▼

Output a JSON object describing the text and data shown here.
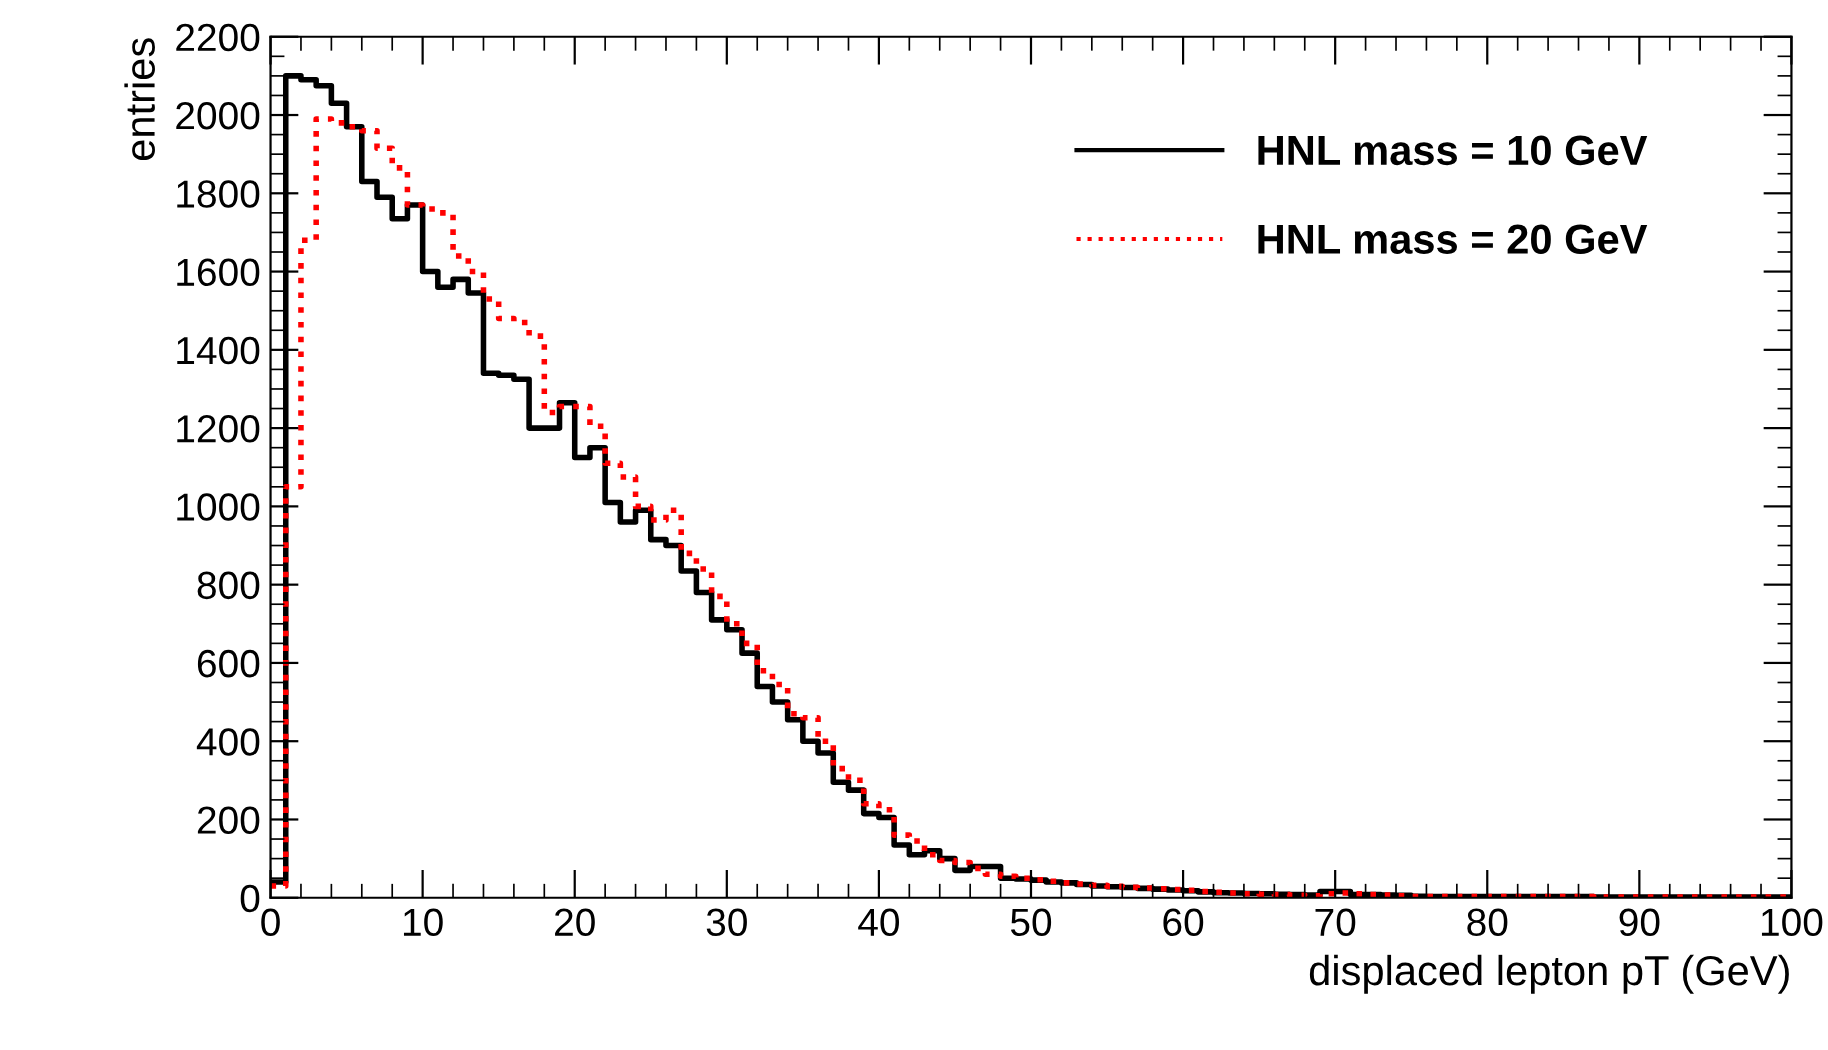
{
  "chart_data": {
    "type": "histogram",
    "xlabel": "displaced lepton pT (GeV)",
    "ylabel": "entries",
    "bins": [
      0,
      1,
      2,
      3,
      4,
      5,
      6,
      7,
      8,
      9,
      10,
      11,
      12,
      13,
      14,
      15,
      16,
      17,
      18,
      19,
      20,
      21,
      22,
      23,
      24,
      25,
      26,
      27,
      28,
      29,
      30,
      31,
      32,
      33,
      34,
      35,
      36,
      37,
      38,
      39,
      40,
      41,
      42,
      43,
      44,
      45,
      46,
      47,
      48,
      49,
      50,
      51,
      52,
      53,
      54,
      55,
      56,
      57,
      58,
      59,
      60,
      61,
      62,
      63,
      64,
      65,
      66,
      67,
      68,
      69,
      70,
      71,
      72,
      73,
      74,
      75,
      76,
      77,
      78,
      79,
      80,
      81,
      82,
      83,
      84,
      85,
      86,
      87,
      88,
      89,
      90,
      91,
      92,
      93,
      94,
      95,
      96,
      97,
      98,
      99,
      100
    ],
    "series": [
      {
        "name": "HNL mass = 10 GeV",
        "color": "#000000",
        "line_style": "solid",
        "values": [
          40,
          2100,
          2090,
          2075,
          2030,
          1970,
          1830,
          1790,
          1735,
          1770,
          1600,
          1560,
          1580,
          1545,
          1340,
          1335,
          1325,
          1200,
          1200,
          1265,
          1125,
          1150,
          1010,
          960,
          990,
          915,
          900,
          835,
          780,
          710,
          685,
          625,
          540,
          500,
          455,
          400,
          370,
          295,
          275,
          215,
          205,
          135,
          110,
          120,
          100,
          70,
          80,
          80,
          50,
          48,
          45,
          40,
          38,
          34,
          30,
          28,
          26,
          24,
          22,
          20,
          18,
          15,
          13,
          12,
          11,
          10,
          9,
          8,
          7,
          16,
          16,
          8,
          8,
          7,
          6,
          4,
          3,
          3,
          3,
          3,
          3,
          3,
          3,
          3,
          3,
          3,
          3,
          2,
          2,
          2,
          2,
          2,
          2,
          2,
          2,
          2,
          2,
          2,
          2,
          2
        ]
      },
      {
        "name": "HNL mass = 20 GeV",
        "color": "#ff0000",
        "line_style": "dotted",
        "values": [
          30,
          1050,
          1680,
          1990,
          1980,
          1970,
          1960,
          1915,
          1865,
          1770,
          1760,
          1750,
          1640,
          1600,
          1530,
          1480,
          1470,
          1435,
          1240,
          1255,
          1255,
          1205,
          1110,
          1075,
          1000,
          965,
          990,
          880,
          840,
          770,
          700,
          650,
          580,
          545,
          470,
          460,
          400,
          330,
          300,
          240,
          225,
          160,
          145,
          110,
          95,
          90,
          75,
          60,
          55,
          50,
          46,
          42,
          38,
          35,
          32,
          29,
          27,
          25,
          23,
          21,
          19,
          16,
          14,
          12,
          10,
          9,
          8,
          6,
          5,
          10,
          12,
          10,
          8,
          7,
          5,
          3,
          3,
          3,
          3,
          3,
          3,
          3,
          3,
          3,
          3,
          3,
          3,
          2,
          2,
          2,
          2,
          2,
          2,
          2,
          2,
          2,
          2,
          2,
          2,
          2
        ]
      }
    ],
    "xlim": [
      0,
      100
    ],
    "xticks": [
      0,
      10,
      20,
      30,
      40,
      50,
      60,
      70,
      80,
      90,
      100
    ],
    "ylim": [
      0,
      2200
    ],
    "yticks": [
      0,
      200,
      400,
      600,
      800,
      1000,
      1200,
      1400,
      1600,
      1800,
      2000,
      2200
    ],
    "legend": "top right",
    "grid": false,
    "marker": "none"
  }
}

▲

*TO DO*. What is the number of lines in the listing that contain the string "mass"? Reply with that number alone.

*OUTPUT OF THE EXERCISE*. 2